Given data:
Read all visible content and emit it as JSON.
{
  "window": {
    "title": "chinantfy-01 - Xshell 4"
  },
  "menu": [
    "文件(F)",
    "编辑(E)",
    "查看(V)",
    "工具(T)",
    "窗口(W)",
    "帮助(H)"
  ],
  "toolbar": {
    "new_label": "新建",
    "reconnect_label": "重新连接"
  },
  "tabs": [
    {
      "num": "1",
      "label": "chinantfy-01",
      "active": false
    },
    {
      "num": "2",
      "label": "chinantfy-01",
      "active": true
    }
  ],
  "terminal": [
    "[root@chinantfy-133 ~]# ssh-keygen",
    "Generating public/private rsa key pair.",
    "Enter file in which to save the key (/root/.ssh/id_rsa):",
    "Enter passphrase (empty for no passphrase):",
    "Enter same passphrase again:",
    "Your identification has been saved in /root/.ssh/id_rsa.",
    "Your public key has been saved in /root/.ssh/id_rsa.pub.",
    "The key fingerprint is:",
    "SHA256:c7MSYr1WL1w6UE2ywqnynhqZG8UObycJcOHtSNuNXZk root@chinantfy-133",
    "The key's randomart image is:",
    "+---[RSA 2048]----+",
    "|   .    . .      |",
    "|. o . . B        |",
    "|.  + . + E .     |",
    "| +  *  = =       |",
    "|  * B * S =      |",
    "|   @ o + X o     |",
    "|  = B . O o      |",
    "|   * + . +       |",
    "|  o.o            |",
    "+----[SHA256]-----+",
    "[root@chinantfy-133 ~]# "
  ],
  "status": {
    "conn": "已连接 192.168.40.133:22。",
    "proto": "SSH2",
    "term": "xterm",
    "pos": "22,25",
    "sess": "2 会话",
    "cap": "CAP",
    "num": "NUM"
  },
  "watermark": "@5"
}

What the exercise asks: Collect the lines that hold "saved".

Task output:
    "Your identification has been saved in /root/.ssh/id_rsa.",
    "Your public key has been saved in /root/.ssh/id_rsa.pub.",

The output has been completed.